■ **Source records**
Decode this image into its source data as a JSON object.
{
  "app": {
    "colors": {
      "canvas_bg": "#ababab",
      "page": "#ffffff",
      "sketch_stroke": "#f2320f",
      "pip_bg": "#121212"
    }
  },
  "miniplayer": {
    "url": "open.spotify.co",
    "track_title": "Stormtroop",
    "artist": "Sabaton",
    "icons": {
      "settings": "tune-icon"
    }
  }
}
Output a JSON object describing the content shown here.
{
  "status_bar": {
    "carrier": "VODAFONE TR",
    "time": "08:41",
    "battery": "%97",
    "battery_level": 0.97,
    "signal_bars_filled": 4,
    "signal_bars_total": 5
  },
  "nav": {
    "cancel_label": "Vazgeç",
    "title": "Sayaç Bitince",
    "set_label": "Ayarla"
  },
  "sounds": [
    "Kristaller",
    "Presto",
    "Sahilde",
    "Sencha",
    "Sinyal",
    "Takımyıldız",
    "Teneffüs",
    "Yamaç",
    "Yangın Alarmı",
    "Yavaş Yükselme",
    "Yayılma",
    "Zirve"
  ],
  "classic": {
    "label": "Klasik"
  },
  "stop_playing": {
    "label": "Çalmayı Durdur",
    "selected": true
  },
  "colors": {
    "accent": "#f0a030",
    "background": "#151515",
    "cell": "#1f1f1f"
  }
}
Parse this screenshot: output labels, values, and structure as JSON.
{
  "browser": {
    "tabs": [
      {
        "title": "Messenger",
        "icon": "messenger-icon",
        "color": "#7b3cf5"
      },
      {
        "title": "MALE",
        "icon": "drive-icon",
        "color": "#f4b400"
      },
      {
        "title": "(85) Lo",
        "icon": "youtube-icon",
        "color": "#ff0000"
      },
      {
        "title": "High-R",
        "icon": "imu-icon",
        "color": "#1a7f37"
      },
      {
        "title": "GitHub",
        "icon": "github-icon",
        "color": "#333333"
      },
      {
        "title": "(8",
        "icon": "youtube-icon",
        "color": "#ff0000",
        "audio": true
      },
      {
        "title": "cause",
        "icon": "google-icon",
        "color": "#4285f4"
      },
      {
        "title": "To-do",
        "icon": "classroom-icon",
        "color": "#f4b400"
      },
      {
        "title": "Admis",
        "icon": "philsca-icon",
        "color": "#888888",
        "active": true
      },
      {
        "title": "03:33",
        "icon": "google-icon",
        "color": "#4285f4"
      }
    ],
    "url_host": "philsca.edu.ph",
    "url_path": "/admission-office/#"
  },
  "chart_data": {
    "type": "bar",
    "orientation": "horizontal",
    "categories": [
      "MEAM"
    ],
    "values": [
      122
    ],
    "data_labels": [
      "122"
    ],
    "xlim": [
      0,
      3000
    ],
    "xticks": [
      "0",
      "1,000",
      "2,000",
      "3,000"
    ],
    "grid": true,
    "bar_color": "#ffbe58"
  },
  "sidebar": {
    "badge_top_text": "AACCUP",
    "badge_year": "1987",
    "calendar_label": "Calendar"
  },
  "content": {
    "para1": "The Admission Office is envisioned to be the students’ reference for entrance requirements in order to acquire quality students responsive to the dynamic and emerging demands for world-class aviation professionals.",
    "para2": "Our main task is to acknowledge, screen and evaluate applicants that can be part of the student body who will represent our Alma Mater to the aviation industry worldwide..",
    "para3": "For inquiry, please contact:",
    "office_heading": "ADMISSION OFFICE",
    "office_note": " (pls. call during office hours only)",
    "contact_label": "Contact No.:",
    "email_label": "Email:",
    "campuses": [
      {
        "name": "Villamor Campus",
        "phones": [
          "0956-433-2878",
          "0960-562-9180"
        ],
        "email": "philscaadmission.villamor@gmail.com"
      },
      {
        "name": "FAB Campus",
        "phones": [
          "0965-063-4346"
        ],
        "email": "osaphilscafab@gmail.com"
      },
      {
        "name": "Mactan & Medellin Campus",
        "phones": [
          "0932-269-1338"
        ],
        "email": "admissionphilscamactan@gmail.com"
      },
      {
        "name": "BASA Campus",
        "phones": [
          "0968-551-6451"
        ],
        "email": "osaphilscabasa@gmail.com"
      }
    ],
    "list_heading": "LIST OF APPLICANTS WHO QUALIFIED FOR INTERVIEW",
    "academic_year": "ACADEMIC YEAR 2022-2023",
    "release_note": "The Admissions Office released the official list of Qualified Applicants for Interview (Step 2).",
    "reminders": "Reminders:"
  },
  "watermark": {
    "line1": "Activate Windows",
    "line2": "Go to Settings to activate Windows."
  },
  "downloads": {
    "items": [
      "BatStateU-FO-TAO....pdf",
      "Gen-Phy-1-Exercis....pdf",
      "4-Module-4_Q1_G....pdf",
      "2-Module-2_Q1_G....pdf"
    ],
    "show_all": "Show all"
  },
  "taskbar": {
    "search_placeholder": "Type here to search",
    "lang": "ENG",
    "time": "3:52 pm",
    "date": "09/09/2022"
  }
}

---

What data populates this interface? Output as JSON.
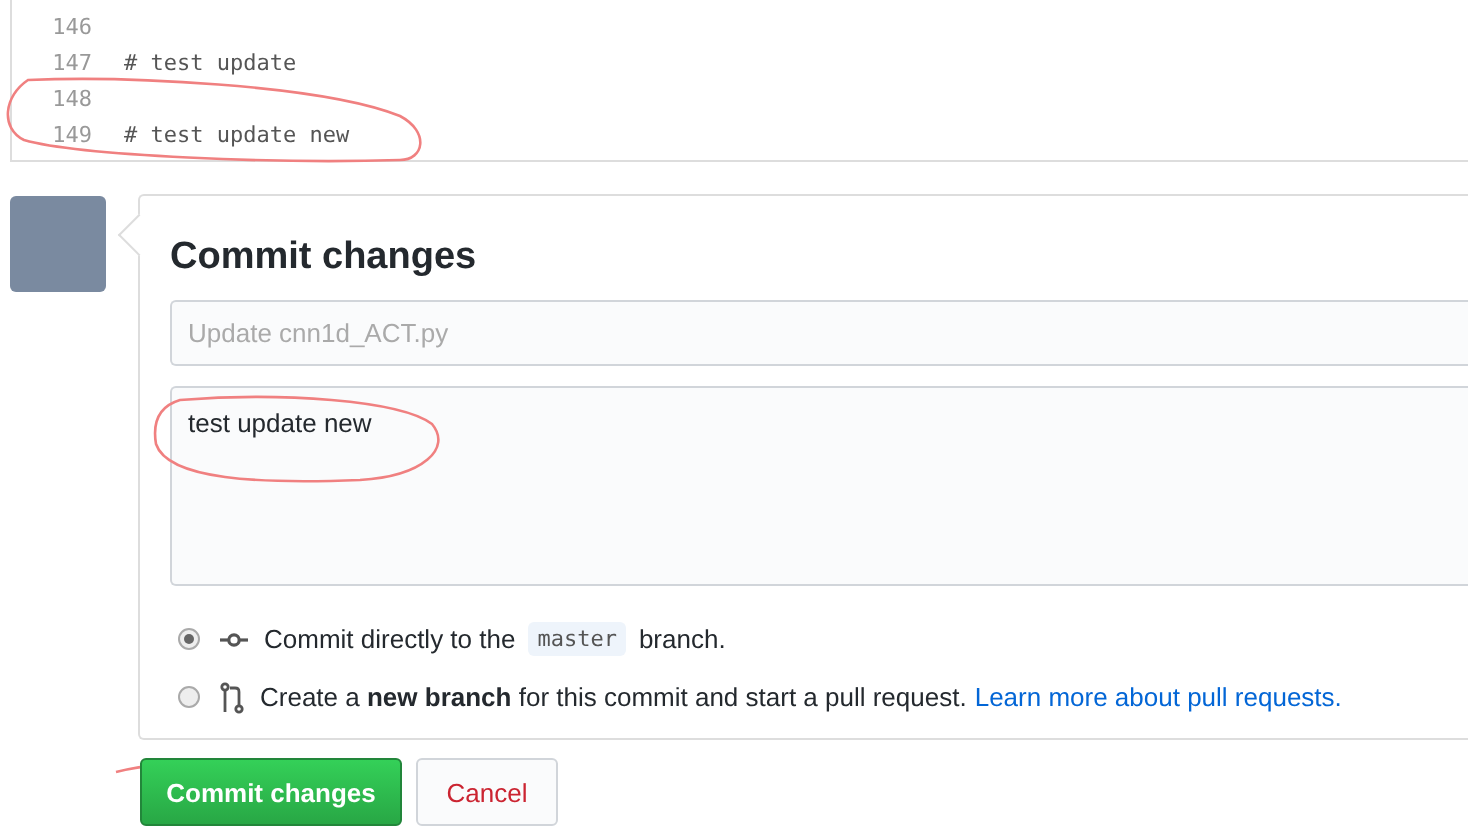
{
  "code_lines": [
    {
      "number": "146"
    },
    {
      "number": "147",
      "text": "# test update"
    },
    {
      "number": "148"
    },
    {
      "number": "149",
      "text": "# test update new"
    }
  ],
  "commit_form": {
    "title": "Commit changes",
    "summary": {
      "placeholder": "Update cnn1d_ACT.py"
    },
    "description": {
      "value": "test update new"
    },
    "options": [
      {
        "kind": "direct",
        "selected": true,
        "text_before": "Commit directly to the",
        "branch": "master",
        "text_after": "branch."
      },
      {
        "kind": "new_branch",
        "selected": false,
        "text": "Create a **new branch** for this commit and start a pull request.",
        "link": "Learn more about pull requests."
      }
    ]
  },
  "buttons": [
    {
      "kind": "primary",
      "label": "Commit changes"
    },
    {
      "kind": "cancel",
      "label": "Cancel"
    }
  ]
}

■ **Required task**
List each line holding the string "aviation".

■ **Solution**
    "para1": "The Admission Office is envisioned to be the students’ reference for entrance requirements in order to acquire quality students responsive to the dynamic and emerging demands for world-class aviation professionals.",
    "para2": "Our main task is to acknowledge, screen and evaluate applicants that can be part of the student body who will represent our Alma Mater to the aviation industry worldwide..",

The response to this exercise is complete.